::: DATA ROWS

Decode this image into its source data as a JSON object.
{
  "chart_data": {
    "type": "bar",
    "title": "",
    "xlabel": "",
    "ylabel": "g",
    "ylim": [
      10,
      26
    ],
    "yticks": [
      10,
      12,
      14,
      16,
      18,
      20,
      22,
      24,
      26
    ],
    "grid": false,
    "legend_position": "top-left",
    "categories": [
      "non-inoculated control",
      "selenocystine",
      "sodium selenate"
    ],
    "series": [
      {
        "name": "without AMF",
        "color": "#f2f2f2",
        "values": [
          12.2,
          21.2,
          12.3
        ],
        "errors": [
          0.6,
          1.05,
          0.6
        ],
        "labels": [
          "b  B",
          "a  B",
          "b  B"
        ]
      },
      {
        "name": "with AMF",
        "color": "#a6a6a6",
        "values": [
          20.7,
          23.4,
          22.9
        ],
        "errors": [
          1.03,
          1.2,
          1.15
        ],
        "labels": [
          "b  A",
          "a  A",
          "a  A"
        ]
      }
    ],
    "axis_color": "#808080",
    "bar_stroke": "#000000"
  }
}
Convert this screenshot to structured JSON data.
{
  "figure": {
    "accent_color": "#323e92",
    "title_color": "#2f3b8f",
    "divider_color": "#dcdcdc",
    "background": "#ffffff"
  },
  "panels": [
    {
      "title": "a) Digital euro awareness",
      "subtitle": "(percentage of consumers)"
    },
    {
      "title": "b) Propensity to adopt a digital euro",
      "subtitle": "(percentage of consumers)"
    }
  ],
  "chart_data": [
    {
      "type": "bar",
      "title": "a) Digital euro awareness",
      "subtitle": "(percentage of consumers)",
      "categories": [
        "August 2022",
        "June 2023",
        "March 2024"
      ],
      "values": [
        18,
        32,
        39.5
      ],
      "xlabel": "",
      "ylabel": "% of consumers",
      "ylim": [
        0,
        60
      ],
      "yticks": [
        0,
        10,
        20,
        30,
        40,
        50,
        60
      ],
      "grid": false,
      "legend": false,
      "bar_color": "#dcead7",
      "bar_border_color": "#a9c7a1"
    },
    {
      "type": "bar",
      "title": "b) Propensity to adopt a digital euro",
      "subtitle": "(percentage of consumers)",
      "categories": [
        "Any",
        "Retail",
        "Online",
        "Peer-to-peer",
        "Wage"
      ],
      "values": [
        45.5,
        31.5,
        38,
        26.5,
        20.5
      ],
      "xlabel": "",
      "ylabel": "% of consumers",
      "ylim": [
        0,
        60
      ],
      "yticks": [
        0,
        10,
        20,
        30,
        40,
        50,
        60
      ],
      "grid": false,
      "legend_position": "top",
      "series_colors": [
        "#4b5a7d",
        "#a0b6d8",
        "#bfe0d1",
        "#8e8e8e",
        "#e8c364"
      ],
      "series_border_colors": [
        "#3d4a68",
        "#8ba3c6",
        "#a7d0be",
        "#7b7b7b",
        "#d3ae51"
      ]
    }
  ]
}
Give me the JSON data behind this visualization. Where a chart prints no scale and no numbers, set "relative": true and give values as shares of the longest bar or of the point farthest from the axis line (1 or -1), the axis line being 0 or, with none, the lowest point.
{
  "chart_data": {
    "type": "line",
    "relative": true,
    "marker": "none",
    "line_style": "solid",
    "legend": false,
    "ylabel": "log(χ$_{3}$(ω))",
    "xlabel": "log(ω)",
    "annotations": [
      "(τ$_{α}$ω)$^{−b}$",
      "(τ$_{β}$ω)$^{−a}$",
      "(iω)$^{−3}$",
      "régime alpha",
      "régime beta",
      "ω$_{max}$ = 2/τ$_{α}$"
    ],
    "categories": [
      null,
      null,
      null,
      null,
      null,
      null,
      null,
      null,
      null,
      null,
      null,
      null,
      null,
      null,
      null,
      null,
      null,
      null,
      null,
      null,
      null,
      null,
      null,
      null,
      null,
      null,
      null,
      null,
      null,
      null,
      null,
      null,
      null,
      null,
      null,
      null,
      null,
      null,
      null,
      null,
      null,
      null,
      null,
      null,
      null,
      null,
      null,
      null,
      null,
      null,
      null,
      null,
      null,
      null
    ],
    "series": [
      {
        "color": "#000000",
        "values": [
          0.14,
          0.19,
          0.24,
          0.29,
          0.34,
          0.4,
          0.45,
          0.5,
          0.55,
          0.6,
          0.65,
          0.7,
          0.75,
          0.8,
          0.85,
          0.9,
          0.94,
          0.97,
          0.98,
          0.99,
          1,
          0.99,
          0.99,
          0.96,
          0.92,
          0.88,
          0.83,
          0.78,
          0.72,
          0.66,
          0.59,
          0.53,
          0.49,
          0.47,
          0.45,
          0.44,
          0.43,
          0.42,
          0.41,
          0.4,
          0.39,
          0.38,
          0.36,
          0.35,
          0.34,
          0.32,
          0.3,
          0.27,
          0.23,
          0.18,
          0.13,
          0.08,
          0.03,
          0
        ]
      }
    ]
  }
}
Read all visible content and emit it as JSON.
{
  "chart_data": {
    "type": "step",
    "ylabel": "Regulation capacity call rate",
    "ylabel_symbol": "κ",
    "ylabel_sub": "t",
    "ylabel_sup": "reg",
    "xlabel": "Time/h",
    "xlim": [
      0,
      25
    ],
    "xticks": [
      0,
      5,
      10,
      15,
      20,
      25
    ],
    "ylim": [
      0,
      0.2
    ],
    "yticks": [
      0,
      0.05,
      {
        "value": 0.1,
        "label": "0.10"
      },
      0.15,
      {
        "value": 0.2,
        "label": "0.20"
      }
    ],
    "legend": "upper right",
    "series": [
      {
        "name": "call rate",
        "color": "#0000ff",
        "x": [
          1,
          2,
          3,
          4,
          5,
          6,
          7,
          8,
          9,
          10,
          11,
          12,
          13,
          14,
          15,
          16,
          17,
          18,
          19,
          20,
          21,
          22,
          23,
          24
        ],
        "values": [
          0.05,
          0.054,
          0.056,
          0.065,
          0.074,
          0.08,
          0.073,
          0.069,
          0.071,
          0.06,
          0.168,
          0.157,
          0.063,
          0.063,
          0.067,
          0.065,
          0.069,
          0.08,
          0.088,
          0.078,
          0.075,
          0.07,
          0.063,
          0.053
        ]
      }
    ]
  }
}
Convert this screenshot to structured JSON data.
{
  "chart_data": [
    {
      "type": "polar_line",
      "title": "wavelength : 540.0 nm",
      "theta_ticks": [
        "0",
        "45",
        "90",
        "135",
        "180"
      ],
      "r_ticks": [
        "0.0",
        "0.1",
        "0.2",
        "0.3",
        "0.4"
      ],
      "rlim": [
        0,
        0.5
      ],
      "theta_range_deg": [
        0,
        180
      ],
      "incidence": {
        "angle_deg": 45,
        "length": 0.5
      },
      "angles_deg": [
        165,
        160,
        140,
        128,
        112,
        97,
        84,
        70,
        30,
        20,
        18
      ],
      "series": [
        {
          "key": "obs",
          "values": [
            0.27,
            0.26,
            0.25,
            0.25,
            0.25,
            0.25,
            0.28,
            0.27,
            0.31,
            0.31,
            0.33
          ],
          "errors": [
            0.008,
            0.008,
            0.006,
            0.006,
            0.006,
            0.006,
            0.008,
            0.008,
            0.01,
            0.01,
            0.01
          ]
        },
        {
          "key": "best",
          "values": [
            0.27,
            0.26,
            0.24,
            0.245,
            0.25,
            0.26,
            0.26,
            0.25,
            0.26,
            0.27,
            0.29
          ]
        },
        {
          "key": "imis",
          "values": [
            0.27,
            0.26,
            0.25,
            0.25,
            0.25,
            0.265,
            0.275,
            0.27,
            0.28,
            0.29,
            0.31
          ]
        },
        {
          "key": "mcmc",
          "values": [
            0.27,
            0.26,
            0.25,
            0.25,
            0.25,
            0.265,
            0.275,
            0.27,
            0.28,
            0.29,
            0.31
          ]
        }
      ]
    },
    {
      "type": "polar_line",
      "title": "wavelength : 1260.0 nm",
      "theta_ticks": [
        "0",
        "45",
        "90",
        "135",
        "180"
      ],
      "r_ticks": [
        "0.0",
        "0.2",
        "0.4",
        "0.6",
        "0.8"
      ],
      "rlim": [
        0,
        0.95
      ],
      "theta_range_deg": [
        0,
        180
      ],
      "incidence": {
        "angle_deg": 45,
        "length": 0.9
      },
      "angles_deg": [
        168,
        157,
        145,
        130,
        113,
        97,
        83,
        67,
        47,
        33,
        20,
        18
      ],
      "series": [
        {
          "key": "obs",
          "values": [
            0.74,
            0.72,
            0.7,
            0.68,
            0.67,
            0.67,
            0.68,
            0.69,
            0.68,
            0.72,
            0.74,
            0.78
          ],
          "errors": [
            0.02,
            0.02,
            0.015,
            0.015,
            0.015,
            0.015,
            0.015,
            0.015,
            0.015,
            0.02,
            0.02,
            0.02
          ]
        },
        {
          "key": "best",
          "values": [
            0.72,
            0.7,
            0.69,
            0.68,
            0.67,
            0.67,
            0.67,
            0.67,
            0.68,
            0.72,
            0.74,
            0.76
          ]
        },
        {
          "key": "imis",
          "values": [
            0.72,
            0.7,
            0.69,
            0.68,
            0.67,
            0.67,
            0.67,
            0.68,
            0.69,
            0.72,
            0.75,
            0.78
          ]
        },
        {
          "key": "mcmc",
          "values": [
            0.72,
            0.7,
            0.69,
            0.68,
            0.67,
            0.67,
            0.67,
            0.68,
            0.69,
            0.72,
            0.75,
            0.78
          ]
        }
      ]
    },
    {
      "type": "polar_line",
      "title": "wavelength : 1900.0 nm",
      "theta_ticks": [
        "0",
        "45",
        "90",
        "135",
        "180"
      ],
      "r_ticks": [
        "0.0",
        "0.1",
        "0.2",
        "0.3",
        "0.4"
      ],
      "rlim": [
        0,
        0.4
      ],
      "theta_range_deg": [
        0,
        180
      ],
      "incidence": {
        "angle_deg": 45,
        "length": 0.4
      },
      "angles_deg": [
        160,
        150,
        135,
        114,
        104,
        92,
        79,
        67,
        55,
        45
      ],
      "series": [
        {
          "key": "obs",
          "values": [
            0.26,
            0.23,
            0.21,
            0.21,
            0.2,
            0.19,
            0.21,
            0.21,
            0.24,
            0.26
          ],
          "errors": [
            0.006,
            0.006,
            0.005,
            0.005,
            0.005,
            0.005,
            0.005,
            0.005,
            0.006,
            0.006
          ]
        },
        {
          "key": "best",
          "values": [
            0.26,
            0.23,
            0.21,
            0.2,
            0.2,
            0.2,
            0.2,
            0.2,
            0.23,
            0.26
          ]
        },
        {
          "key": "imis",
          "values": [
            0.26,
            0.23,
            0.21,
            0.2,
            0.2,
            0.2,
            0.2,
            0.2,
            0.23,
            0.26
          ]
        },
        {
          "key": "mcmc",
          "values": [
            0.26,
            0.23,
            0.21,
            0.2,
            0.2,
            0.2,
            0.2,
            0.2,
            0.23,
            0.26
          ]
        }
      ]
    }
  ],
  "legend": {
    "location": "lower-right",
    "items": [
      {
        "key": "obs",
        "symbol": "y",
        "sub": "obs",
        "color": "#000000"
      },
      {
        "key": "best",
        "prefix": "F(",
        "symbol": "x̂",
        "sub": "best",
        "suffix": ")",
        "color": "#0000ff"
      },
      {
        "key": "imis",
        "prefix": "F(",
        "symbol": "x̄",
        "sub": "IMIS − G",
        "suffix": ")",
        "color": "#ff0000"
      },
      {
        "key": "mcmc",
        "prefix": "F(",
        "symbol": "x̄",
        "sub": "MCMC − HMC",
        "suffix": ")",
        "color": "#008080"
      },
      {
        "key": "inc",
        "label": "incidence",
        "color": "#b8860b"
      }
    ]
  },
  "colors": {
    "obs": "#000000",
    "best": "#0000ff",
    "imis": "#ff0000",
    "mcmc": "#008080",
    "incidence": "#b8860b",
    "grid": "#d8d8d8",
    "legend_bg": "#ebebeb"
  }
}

::::::

- _EXERCISE GOAL_
Gather each line of the listing that holds the string "rate".

- _TASK SOLUTION_
    "ylabel": "Regulation capacity call rate",
        "name": "call rate",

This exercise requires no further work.